(WRITTEN PROBLEM) Restate the records below word for word, and omit the images they hold.
━━━━━ DATASET RECORDS
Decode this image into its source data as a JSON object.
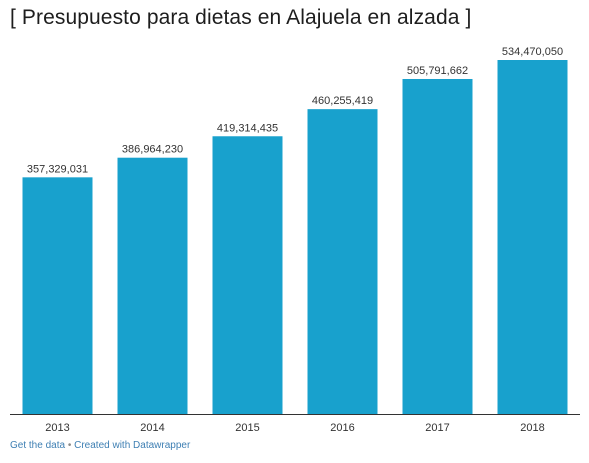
{
  "title": "[ Presupuesto para dietas en Alajuela en alzada ]",
  "footer": {
    "get_data": "Get the data",
    "separator": "•",
    "created_with": "Created with Datawrapper"
  },
  "colors": {
    "bar": "#18a1cd",
    "axis": "#333333",
    "label": "#333333"
  },
  "chart_data": {
    "type": "bar",
    "title": "[ Presupuesto para dietas en Alajuela en alzada ]",
    "categories": [
      "2013",
      "2014",
      "2015",
      "2016",
      "2017",
      "2018"
    ],
    "values": [
      357329031,
      386964230,
      419314435,
      460255419,
      505791662,
      534470050
    ],
    "value_labels": [
      "357,329,031",
      "386,964,230",
      "419,314,435",
      "460,255,419",
      "505,791,662",
      "534,470,050"
    ],
    "xlabel": "",
    "ylabel": "",
    "ylim": [
      0,
      534470050
    ],
    "grid": false,
    "legend": "none"
  }
}
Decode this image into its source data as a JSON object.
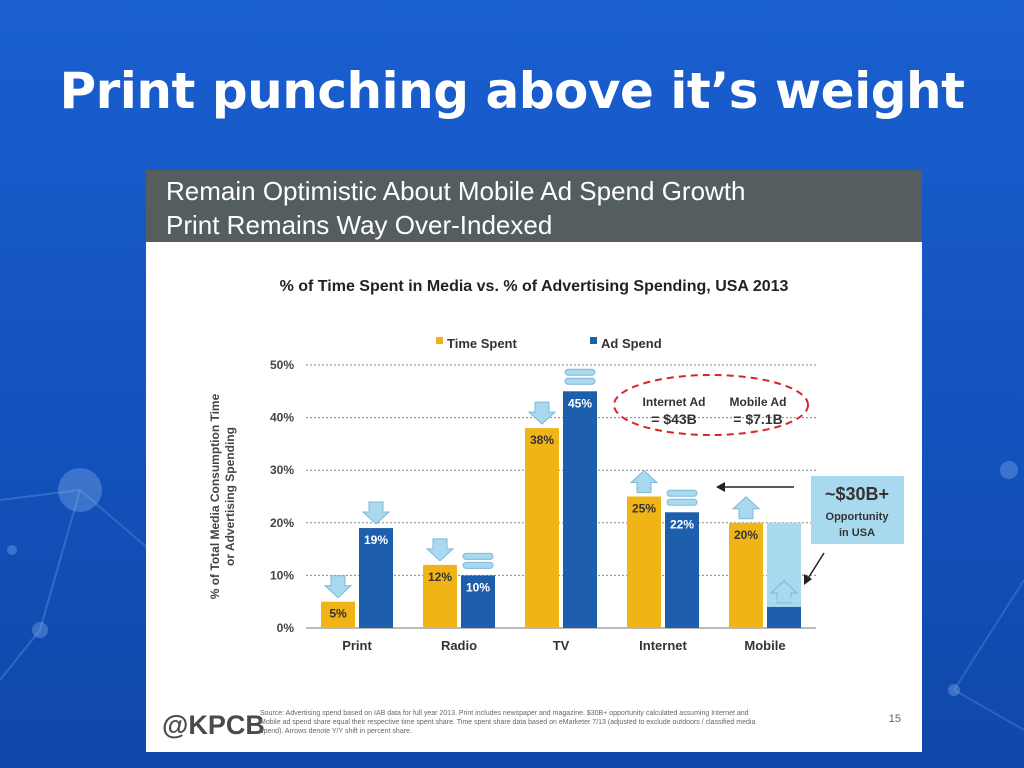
{
  "slide": {
    "title": "Print punching above it’s weight"
  },
  "header": {
    "line1": "Remain Optimistic About Mobile Ad Spend Growth",
    "line2": "Print Remains Way Over-Indexed"
  },
  "chart_data": {
    "type": "bar",
    "title": "% of Time Spent in Media vs. % of Advertising Spending, USA 2013",
    "ylabel_lines": [
      "% of Total Media Consumption Time",
      "or Advertising Spending"
    ],
    "ylim": [
      0,
      50
    ],
    "yticks": [
      "0%",
      "10%",
      "20%",
      "30%",
      "40%",
      "50%"
    ],
    "grid": true,
    "legend_position": "top",
    "categories": [
      "Print",
      "Radio",
      "TV",
      "Internet",
      "Mobile"
    ],
    "series": [
      {
        "name": "Time Spent",
        "color": "#f0b416",
        "values": [
          5,
          12,
          38,
          25,
          20
        ],
        "labels": [
          "5%",
          "12%",
          "38%",
          "25%",
          "20%"
        ]
      },
      {
        "name": "Ad Spend",
        "color": "#1d5fad",
        "values": [
          19,
          10,
          45,
          22,
          4
        ],
        "labels": [
          "19%",
          "10%",
          "45%",
          "22%",
          "4%"
        ]
      }
    ],
    "yoy_shift_markers": {
      "Time Spent": [
        "down",
        "down",
        "down",
        "up",
        "up"
      ],
      "Ad Spend": [
        "down",
        "flat",
        "flat",
        "flat",
        "up"
      ]
    },
    "mobile_gap_value": 20,
    "annotations": {
      "internet_ad": [
        "Internet Ad",
        "= $43B"
      ],
      "mobile_ad": [
        "Mobile Ad",
        "= $7.1B"
      ],
      "opportunity": [
        "~$30B+",
        "Opportunity",
        "in USA"
      ]
    }
  },
  "footer": {
    "logo": "@KPCB",
    "source_lines": [
      "Source: Advertising spend based on IAB data for full year 2013. Print includes newspaper and magazine. $30B+ opportunity calculated assuming Internet and",
      "Mobile ad spend share equal their respective time spent share. Time spent share data based on eMarketer 7/13 (adjusted to exclude outdoors / classified media",
      "spend). Arrows denote Y/Y shift in percent share."
    ],
    "page_number": "15"
  }
}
━━━━━━━━━━
(THE ANSWER)
Decode this image into its source data as a JSON object.
{
  "title": "[ Presupuesto para dietas en Alajuela en alzada ]",
  "footer": {
    "get_data": "Get the data",
    "separator": "•",
    "created_with": "Created with Datawrapper"
  },
  "colors": {
    "bar": "#18a1cd",
    "axis": "#333333",
    "label": "#333333"
  },
  "chart_data": {
    "type": "bar",
    "title": "[ Presupuesto para dietas en Alajuela en alzada ]",
    "categories": [
      "2013",
      "2014",
      "2015",
      "2016",
      "2017",
      "2018"
    ],
    "values": [
      357329031,
      386964230,
      419314435,
      460255419,
      505791662,
      534470050
    ],
    "value_labels": [
      "357,329,031",
      "386,964,230",
      "419,314,435",
      "460,255,419",
      "505,791,662",
      "534,470,050"
    ],
    "xlabel": "",
    "ylabel": "",
    "ylim": [
      0,
      534470050
    ],
    "grid": false,
    "legend": "none"
  }
}
Decode this image into its source data as a JSON object.
{
  "slide": {
    "title": "Print punching above it’s weight"
  },
  "header": {
    "line1": "Remain Optimistic About Mobile Ad Spend Growth",
    "line2": "Print Remains Way Over-Indexed"
  },
  "chart_data": {
    "type": "bar",
    "title": "% of Time Spent in Media vs. % of Advertising Spending, USA 2013",
    "ylabel_lines": [
      "% of Total Media Consumption Time",
      "or Advertising Spending"
    ],
    "ylim": [
      0,
      50
    ],
    "yticks": [
      "0%",
      "10%",
      "20%",
      "30%",
      "40%",
      "50%"
    ],
    "grid": true,
    "legend_position": "top",
    "categories": [
      "Print",
      "Radio",
      "TV",
      "Internet",
      "Mobile"
    ],
    "series": [
      {
        "name": "Time Spent",
        "color": "#f0b416",
        "values": [
          5,
          12,
          38,
          25,
          20
        ],
        "labels": [
          "5%",
          "12%",
          "38%",
          "25%",
          "20%"
        ]
      },
      {
        "name": "Ad Spend",
        "color": "#1d5fad",
        "values": [
          19,
          10,
          45,
          22,
          4
        ],
        "labels": [
          "19%",
          "10%",
          "45%",
          "22%",
          "4%"
        ]
      }
    ],
    "yoy_shift_markers": {
      "Time Spent": [
        "down",
        "down",
        "down",
        "up",
        "up"
      ],
      "Ad Spend": [
        "down",
        "flat",
        "flat",
        "flat",
        "up"
      ]
    },
    "mobile_gap_value": 20,
    "annotations": {
      "internet_ad": [
        "Internet Ad",
        "= $43B"
      ],
      "mobile_ad": [
        "Mobile Ad",
        "= $7.1B"
      ],
      "opportunity": [
        "~$30B+",
        "Opportunity",
        "in USA"
      ]
    }
  },
  "footer": {
    "logo": "@KPCB",
    "source_lines": [
      "Source: Advertising spend based on IAB data for full year 2013. Print includes newspaper and magazine. $30B+ opportunity calculated assuming Internet and",
      "Mobile ad spend share equal their respective time spent share. Time spent share data based on eMarketer 7/13 (adjusted to exclude outdoors / classified media",
      "spend). Arrows denote Y/Y shift in percent share."
    ],
    "page_number": "15"
  }
}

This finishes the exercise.